GIVEN TASK: Wherever the string "JSON" appears, copy the whole line.

EXTRACTED INFORMATION:
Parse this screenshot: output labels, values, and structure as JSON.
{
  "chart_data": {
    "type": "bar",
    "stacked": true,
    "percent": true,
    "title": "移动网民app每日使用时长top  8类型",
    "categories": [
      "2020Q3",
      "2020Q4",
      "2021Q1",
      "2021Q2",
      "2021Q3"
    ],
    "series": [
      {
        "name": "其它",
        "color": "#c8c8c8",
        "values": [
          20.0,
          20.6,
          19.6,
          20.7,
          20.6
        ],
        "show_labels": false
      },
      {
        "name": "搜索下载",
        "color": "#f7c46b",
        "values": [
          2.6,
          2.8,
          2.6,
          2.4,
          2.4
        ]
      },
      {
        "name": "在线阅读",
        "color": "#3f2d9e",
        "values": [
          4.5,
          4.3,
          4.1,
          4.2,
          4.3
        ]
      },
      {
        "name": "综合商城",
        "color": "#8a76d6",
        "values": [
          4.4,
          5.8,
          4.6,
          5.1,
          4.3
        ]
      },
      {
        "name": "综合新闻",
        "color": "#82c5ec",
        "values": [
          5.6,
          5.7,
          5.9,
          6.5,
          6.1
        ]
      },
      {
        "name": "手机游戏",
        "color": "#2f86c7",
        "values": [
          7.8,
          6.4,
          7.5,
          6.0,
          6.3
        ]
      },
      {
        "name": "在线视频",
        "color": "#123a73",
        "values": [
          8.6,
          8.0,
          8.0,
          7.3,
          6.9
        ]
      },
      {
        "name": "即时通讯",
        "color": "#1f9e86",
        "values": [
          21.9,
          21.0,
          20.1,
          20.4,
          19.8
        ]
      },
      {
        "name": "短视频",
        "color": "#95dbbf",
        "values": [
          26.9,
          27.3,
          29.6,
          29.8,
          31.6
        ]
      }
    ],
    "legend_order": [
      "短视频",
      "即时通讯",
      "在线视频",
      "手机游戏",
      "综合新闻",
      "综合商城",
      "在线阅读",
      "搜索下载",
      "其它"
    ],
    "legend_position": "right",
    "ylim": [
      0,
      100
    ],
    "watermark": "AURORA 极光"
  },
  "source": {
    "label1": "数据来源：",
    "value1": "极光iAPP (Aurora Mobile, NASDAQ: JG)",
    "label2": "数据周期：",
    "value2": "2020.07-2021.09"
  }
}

---

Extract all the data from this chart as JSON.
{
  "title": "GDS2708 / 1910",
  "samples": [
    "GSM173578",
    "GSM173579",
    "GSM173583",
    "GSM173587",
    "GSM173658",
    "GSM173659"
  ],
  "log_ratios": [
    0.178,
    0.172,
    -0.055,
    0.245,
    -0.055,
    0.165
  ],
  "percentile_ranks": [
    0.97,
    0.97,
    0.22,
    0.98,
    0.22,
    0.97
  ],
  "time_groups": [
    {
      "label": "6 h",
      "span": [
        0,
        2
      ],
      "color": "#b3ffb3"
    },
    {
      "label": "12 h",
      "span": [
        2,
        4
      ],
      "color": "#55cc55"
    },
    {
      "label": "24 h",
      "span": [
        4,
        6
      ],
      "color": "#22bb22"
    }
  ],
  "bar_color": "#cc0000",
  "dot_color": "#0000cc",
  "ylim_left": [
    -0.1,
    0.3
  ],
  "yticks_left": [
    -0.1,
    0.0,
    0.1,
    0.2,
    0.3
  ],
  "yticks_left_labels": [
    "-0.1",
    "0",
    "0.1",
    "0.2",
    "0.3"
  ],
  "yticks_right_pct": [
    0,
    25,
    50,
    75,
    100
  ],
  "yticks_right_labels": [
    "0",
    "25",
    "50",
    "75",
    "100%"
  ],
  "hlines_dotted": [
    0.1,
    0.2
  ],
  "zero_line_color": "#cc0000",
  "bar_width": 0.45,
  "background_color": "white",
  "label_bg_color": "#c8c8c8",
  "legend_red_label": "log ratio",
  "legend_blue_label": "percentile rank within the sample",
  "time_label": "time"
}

ANSWER TO THE PROBLEM:
Parse this screenshot: output labels, values, and structure as JSON.
Extract all the data from this chart as JSON.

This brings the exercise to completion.